== Records for the exercise
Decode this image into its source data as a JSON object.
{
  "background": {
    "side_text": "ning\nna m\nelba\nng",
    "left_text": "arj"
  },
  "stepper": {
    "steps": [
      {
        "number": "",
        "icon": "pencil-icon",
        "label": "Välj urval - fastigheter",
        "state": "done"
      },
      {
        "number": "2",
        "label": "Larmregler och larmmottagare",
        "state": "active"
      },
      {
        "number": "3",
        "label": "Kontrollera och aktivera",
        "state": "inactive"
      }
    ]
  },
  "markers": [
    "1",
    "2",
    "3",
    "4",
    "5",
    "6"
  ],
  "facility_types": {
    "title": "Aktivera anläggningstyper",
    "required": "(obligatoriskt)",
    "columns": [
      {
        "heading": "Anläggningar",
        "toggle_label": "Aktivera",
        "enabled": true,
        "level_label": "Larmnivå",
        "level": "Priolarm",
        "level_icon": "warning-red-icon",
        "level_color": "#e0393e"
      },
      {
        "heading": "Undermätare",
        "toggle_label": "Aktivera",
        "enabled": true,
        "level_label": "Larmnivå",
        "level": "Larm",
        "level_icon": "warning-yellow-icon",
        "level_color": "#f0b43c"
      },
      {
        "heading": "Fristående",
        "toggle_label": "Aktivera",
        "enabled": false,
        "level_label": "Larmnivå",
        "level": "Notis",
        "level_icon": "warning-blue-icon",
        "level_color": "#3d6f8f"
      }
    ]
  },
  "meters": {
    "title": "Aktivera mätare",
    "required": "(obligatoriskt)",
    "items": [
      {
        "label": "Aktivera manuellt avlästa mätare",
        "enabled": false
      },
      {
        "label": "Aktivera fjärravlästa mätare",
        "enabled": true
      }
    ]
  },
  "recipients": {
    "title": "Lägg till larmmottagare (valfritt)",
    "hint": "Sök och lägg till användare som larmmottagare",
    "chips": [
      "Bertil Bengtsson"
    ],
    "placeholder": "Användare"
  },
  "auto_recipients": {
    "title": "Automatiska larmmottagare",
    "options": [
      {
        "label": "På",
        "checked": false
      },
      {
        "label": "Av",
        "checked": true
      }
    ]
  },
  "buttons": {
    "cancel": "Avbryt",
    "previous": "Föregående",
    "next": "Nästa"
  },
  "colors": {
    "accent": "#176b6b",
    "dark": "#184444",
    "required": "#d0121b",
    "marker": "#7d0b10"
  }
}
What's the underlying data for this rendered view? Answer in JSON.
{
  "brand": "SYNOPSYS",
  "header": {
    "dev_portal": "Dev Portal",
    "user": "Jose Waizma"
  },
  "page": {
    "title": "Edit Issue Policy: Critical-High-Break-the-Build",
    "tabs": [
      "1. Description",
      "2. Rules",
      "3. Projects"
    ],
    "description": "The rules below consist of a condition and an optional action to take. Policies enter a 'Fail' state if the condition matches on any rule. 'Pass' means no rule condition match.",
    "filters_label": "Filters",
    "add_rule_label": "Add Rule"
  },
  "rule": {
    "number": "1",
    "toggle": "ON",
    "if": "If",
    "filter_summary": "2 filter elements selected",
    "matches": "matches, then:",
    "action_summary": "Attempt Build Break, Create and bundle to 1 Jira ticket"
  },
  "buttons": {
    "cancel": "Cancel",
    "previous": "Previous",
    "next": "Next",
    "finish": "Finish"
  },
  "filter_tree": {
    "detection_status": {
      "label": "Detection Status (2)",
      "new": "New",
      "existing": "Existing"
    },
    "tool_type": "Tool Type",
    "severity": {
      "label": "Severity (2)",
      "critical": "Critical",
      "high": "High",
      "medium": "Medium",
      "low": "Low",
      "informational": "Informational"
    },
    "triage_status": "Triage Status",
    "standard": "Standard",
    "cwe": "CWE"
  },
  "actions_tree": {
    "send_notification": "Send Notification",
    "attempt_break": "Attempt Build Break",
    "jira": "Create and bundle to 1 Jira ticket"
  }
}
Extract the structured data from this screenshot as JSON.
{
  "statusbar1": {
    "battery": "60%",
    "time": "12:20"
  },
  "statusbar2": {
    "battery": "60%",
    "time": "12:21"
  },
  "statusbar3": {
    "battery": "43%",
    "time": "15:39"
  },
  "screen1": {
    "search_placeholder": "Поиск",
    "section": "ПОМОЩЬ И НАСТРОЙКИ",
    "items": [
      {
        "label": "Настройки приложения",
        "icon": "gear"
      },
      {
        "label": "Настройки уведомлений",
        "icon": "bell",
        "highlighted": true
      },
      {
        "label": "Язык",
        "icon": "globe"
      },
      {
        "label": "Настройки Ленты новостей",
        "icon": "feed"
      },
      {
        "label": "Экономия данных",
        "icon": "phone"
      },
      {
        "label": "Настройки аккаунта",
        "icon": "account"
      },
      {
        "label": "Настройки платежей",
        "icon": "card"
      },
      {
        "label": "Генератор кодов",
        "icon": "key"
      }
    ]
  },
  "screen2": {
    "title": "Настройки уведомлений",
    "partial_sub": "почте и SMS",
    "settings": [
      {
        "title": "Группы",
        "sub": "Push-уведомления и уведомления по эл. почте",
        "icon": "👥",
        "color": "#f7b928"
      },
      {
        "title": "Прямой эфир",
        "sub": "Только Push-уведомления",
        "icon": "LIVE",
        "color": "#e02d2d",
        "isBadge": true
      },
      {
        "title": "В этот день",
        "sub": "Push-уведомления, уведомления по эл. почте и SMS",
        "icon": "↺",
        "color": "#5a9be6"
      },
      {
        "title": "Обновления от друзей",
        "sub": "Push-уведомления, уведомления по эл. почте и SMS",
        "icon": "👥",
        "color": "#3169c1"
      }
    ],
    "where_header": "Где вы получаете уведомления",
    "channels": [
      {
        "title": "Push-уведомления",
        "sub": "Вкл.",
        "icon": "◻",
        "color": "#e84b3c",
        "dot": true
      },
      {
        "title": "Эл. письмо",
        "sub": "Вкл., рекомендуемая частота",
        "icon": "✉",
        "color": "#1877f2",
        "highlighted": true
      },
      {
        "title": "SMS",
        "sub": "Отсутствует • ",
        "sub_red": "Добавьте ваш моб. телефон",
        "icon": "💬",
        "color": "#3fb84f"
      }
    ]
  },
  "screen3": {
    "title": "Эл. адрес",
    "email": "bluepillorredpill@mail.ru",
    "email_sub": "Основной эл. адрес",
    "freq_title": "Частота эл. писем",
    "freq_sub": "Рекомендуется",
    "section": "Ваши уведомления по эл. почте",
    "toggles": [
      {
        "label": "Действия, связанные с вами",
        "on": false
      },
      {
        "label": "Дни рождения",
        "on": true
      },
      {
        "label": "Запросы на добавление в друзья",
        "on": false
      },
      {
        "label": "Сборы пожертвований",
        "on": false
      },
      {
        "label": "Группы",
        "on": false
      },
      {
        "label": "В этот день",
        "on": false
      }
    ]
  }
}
====
Exercise objective: Return the full listing, character for character.

Output:
Decode this image into its source data as a JSON object.
{
  "background": {
    "side_text": "ning\nna m\nelba\nng",
    "left_text": "arj"
  },
  "stepper": {
    "steps": [
      {
        "number": "",
        "icon": "pencil-icon",
        "label": "Välj urval - fastigheter",
        "state": "done"
      },
      {
        "number": "2",
        "label": "Larmregler och larmmottagare",
        "state": "active"
      },
      {
        "number": "3",
        "label": "Kontrollera och aktivera",
        "state": "inactive"
      }
    ]
  },
  "markers": [
    "1",
    "2",
    "3",
    "4",
    "5",
    "6"
  ],
  "facility_types": {
    "title": "Aktivera anläggningstyper",
    "required": "(obligatoriskt)",
    "columns": [
      {
        "heading": "Anläggningar",
        "toggle_label": "Aktivera",
        "enabled": true,
        "level_label": "Larmnivå",
        "level": "Priolarm",
        "level_icon": "warning-red-icon",
        "level_color": "#e0393e"
      },
      {
        "heading": "Undermätare",
        "toggle_label": "Aktivera",
        "enabled": true,
        "level_label": "Larmnivå",
        "level": "Larm",
        "level_icon": "warning-yellow-icon",
        "level_color": "#f0b43c"
      },
      {
        "heading": "Fristående",
        "toggle_label": "Aktivera",
        "enabled": false,
        "level_label": "Larmnivå",
        "level": "Notis",
        "level_icon": "warning-blue-icon",
        "level_color": "#3d6f8f"
      }
    ]
  },
  "meters": {
    "title": "Aktivera mätare",
    "required": "(obligatoriskt)",
    "items": [
      {
        "label": "Aktivera manuellt avlästa mätare",
        "enabled": false
      },
      {
        "label": "Aktivera fjärravlästa mätare",
        "enabled": true
      }
    ]
  },
  "recipients": {
    "title": "Lägg till larmmottagare (valfritt)",
    "hint": "Sök och lägg till användare som larmmottagare",
    "chips": [
      "Bertil Bengtsson"
    ],
    "placeholder": "Användare"
  },
  "auto_recipients": {
    "title": "Automatiska larmmottagare",
    "options": [
      {
        "label": "På",
        "checked": false
      },
      {
        "label": "Av",
        "checked": true
      }
    ]
  },
  "buttons": {
    "cancel": "Avbryt",
    "previous": "Föregående",
    "next": "Nästa"
  },
  "colors": {
    "accent": "#176b6b",
    "dark": "#184444",
    "required": "#d0121b",
    "marker": "#7d0b10"
  }
}
What's the underlying data for this rendered view? Answer in JSON.
{
  "brand": "SYNOPSYS",
  "header": {
    "dev_portal": "Dev Portal",
    "user": "Jose Waizma"
  },
  "page": {
    "title": "Edit Issue Policy: Critical-High-Break-the-Build",
    "tabs": [
      "1. Description",
      "2. Rules",
      "3. Projects"
    ],
    "description": "The rules below consist of a condition and an optional action to take. Policies enter a 'Fail' state if the condition matches on any rule. 'Pass' means no rule condition match.",
    "filters_label": "Filters",
    "add_rule_label": "Add Rule"
  },
  "rule": {
    "number": "1",
    "toggle": "ON",
    "if": "If",
    "filter_summary": "2 filter elements selected",
    "matches": "matches, then:",
    "action_summary": "Attempt Build Break, Create and bundle to 1 Jira ticket"
  },
  "buttons": {
    "cancel": "Cancel",
    "previous": "Previous",
    "next": "Next",
    "finish": "Finish"
  },
  "filter_tree": {
    "detection_status": {
      "label": "Detection Status (2)",
      "new": "New",
      "existing": "Existing"
    },
    "tool_type": "Tool Type",
    "severity": {
      "label": "Severity (2)",
      "critical": "Critical",
      "high": "High",
      "medium": "Medium",
      "low": "Low",
      "informational": "Informational"
    },
    "triage_status": "Triage Status",
    "standard": "Standard",
    "cwe": "CWE"
  },
  "actions_tree": {
    "send_notification": "Send Notification",
    "attempt_break": "Attempt Build Break",
    "jira": "Create and bundle to 1 Jira ticket"
  }
}
Extract the structured data from this screenshot as JSON.
{
  "statusbar1": {
    "battery": "60%",
    "time": "12:20"
  },
  "statusbar2": {
    "battery": "60%",
    "time": "12:21"
  },
  "statusbar3": {
    "battery": "43%",
    "time": "15:39"
  },
  "screen1": {
    "search_placeholder": "Поиск",
    "section": "ПОМОЩЬ И НАСТРОЙКИ",
    "items": [
      {
        "label": "Настройки приложения",
        "icon": "gear"
      },
      {
        "label": "Настройки уведомлений",
        "icon": "bell",
        "highlighted": true
      },
      {
        "label": "Язык",
        "icon": "globe"
      },
      {
        "label": "Настройки Ленты новостей",
        "icon": "feed"
      },
      {
        "label": "Экономия данных",
        "icon": "phone"
      },
      {
        "label": "Настройки аккаунта",
        "icon": "account"
      },
      {
        "label": "Настройки платежей",
        "icon": "card"
      },
      {
        "label": "Генератор кодов",
        "icon": "key"
      }
    ]
  },
  "screen2": {
    "title": "Настройки уведомлений",
    "partial_sub": "почте и SMS",
    "settings": [
      {
        "title": "Группы",
        "sub": "Push-уведомления и уведомления по эл. почте",
        "icon": "👥",
        "color": "#f7b928"
      },
      {
        "title": "Прямой эфир",
        "sub": "Только Push-уведомления",
        "icon": "LIVE",
        "color": "#e02d2d",
        "isBadge": true
      },
      {
        "title": "В этот день",
        "sub": "Push-уведомления, уведомления по эл. почте и SMS",
        "icon": "↺",
        "color": "#5a9be6"
      },
      {
        "title": "Обновления от друзей",
        "sub": "Push-уведомления, уведомления по эл. почте и SMS",
        "icon": "👥",
        "color": "#3169c1"
      }
    ],
    "where_header": "Где вы получаете уведомления",
    "channels": [
      {
        "title": "Push-уведомления",
        "sub": "Вкл.",
        "icon": "◻",
        "color": "#e84b3c",
        "dot": true
      },
      {
        "title": "Эл. письмо",
        "sub": "Вкл., рекомендуемая частота",
        "icon": "✉",
        "color": "#1877f2",
        "highlighted": true
      },
      {
        "title": "SMS",
        "sub": "Отсутствует • ",
        "sub_red": "Добавьте ваш моб. телефон",
        "icon": "💬",
        "color": "#3fb84f"
      }
    ]
  },
  "screen3": {
    "title": "Эл. адрес",
    "email": "bluepillorredpill@mail.ru",
    "email_sub": "Основной эл. адрес",
    "freq_title": "Частота эл. писем",
    "freq_sub": "Рекомендуется",
    "section": "Ваши уведомления по эл. почте",
    "toggles": [
      {
        "label": "Действия, связанные с вами",
        "on": false
      },
      {
        "label": "Дни рождения",
        "on": true
      },
      {
        "label": "Запросы на добавление в друзья",
        "on": false
      },
      {
        "label": "Сборы пожертвований",
        "on": false
      },
      {
        "label": "Группы",
        "on": false
      },
      {
        "label": "В этот день",
        "on": false
      }
    ]
  }
}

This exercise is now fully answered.